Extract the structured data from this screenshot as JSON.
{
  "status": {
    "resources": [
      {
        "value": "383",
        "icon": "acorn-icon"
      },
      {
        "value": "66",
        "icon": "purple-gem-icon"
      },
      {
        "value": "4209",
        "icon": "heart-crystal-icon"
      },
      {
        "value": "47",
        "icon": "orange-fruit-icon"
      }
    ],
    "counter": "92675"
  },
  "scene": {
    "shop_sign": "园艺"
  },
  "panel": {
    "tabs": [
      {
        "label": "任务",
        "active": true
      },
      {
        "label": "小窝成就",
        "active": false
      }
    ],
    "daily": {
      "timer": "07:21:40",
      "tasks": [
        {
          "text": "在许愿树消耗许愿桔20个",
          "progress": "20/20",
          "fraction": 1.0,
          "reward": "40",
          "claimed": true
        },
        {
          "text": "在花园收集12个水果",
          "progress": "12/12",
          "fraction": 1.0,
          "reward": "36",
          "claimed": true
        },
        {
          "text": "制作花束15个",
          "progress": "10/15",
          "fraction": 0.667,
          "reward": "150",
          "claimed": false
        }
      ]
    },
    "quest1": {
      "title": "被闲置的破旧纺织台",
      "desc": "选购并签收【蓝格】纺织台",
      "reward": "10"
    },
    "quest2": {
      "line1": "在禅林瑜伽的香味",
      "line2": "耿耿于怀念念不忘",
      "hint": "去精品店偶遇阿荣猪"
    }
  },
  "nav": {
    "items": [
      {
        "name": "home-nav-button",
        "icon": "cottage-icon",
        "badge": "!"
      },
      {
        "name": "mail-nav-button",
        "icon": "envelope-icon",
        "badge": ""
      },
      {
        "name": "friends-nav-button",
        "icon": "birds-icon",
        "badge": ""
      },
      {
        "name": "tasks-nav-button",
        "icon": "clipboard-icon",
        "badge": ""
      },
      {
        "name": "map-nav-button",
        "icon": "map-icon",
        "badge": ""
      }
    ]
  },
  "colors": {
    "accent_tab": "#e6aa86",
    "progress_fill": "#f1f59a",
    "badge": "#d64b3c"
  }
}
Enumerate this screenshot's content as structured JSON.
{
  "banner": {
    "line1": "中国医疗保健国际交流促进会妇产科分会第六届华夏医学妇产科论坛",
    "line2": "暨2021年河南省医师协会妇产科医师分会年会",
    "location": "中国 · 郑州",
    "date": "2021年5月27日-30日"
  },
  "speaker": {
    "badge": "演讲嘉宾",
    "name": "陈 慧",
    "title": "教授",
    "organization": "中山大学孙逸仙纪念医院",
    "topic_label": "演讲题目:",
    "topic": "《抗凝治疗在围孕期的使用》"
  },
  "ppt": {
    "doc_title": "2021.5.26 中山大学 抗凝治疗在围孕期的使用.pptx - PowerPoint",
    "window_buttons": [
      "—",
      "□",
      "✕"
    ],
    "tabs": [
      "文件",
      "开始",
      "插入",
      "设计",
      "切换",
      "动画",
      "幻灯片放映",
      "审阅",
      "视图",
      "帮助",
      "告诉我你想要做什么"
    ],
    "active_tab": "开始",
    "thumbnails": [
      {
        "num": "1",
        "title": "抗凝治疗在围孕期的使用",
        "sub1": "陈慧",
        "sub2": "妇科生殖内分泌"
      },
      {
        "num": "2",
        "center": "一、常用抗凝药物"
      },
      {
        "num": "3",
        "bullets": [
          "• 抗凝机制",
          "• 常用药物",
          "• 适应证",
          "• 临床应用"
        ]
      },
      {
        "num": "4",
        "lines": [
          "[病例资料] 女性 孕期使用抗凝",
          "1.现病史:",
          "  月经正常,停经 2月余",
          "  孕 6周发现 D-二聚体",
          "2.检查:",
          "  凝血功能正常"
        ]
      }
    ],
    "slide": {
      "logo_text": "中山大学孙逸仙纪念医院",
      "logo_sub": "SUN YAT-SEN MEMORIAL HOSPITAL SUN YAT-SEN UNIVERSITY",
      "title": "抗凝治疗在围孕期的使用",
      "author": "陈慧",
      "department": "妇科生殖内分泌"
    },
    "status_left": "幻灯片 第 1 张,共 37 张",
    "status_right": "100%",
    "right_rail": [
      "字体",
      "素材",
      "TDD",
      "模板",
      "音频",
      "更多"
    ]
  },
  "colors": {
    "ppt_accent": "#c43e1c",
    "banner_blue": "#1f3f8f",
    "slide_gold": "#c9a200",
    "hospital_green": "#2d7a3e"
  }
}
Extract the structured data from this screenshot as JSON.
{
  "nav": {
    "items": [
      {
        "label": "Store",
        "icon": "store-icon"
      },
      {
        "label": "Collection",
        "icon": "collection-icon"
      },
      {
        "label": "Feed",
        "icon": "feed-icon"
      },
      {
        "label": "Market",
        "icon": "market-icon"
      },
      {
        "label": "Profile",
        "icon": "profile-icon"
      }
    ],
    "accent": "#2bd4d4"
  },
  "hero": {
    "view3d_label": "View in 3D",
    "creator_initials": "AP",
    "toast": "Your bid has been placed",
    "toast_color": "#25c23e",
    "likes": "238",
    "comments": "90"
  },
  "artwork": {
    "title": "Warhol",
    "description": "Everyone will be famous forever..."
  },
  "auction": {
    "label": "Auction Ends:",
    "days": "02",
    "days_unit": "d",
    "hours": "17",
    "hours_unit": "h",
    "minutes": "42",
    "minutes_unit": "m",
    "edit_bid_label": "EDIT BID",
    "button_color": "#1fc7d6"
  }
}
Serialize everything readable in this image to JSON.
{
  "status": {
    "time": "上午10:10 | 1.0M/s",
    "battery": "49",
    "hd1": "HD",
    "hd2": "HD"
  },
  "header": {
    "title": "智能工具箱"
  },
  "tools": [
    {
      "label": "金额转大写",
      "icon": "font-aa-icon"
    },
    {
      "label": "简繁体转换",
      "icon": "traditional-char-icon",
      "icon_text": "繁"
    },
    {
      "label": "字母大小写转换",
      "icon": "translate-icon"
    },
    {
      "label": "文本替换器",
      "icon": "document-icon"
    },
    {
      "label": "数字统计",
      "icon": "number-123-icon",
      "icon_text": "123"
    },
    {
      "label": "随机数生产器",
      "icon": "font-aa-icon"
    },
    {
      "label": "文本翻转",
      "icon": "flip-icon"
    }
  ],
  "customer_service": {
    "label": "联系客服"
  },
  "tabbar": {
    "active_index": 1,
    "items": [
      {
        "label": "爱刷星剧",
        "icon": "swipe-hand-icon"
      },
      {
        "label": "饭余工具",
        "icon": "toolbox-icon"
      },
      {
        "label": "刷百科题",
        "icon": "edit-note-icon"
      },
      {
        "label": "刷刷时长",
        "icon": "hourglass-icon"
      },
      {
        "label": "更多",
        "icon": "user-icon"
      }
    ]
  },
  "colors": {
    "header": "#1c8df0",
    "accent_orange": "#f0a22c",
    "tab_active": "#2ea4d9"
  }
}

....................

Set problem: Identify lines with the string "this". Copy each one.

Task output:
Extract the structured data from this screenshot as JSON.
Enumerate this screenshot's content as structured JSON.
Extract the structured data from this screenshot as JSON.
Serialize everything readable in this image to JSON.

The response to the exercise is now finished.